The problem
In the material below, identify each line bearing the word "timestamp". Reproduce those lines.

Record extracts
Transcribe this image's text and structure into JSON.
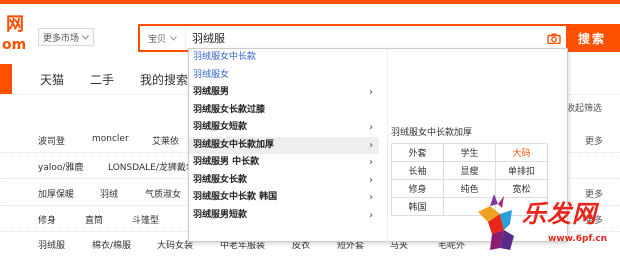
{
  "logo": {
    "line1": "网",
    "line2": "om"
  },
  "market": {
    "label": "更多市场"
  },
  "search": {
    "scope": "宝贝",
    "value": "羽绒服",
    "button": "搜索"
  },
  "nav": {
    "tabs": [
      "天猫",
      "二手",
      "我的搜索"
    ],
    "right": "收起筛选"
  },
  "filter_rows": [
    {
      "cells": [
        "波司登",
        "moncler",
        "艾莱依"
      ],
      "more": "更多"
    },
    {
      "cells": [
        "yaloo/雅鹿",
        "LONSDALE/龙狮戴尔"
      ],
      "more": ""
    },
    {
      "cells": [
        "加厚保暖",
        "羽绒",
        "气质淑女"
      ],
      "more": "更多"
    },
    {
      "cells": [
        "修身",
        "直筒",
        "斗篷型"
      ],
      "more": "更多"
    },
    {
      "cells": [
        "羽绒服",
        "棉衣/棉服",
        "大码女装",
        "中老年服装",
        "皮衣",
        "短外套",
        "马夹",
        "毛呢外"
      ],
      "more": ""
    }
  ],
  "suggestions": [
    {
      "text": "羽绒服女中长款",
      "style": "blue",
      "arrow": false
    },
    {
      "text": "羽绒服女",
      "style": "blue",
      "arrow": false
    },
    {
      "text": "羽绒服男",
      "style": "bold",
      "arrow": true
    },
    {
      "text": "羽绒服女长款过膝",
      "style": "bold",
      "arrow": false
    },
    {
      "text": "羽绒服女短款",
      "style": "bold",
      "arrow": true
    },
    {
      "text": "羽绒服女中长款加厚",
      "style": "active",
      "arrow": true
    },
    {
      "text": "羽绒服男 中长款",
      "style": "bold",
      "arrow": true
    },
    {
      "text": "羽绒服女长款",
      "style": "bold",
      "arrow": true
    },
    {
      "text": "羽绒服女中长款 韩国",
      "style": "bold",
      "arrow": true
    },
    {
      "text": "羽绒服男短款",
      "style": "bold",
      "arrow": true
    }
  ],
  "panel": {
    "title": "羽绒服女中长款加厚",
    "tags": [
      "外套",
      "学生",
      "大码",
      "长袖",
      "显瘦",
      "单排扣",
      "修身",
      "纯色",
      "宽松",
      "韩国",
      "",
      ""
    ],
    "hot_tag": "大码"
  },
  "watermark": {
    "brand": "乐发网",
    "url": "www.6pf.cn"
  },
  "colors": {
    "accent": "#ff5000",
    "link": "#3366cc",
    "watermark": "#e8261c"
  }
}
--
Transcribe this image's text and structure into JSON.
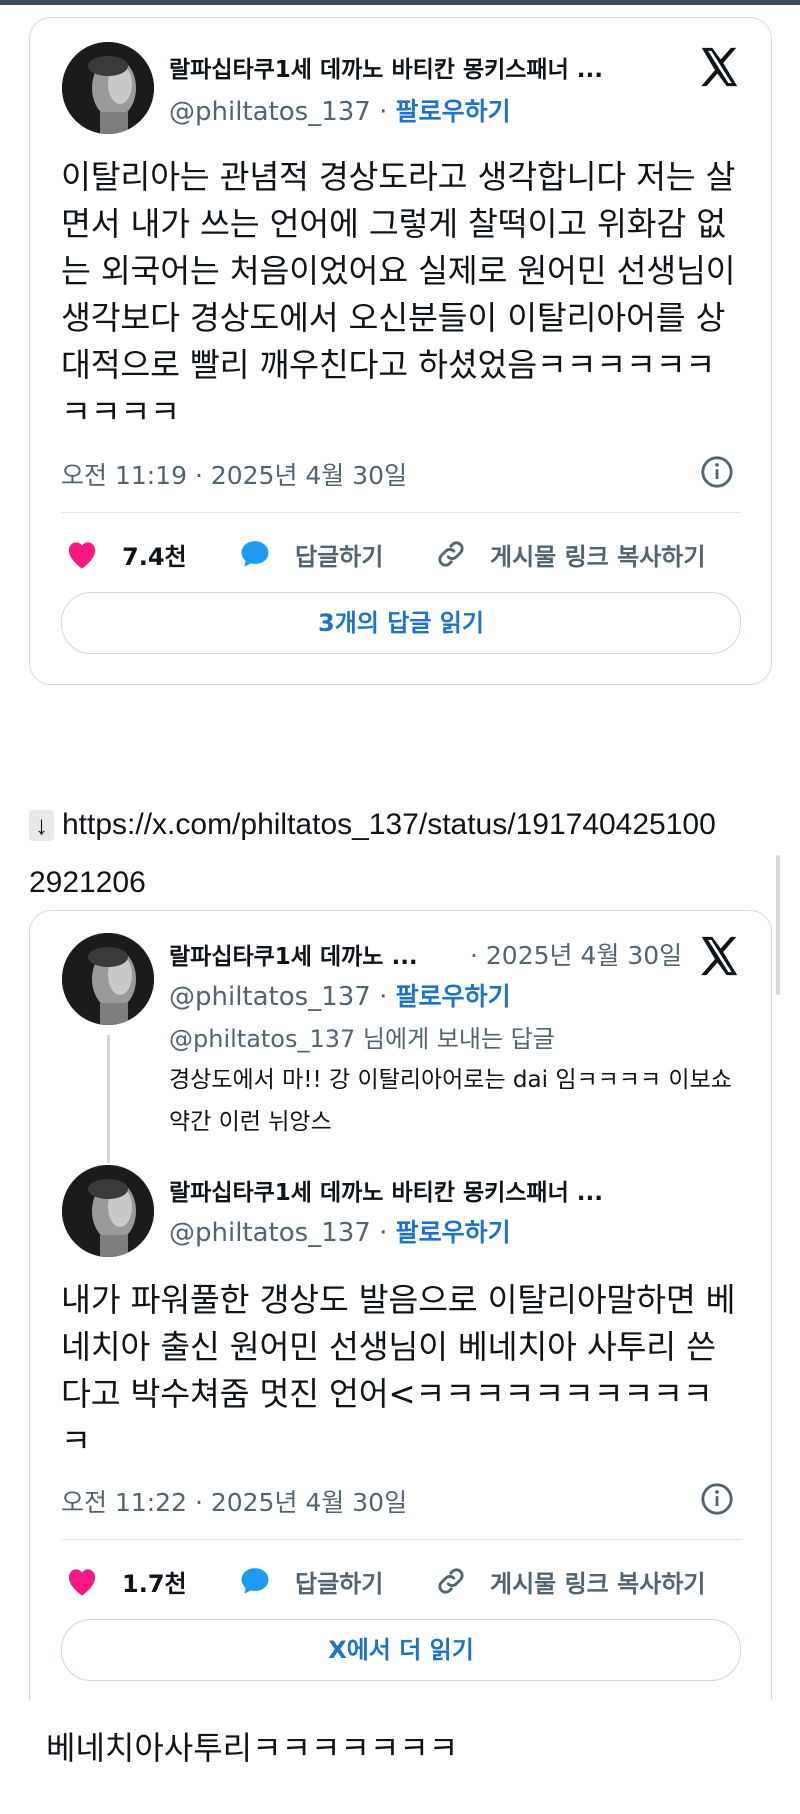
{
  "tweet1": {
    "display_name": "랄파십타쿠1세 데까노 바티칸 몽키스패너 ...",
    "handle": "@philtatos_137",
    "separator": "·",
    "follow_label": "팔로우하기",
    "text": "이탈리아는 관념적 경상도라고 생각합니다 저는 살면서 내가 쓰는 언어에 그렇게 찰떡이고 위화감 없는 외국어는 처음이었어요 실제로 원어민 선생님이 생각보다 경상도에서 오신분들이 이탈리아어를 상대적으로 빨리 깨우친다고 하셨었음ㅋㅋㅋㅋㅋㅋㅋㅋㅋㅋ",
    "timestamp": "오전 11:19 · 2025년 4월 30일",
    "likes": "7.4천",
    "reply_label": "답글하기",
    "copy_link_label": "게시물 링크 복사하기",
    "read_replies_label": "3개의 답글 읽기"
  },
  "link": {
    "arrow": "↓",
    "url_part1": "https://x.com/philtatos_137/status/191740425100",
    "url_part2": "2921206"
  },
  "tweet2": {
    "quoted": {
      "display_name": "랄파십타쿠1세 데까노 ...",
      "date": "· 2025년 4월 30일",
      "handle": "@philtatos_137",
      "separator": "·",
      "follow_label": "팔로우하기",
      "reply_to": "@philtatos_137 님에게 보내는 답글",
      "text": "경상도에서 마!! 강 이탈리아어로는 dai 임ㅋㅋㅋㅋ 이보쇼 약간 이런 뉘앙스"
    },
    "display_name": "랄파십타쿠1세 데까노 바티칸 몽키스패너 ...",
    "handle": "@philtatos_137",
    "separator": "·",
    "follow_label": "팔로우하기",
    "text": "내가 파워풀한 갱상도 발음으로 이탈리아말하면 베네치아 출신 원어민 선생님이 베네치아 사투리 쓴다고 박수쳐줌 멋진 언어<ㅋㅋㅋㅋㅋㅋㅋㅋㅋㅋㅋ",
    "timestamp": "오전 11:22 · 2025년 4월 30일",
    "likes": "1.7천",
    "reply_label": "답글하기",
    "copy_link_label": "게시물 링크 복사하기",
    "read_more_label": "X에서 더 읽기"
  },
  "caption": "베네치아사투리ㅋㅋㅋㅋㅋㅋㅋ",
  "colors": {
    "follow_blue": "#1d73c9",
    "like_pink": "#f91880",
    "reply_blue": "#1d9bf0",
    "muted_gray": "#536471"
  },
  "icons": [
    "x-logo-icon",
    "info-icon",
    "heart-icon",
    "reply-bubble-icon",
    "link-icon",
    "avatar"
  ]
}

Reply to the exercise
    "timestamp": "오전 11:19 · 2025년 4월 30일",
    "timestamp": "오전 11:22 · 2025년 4월 30일",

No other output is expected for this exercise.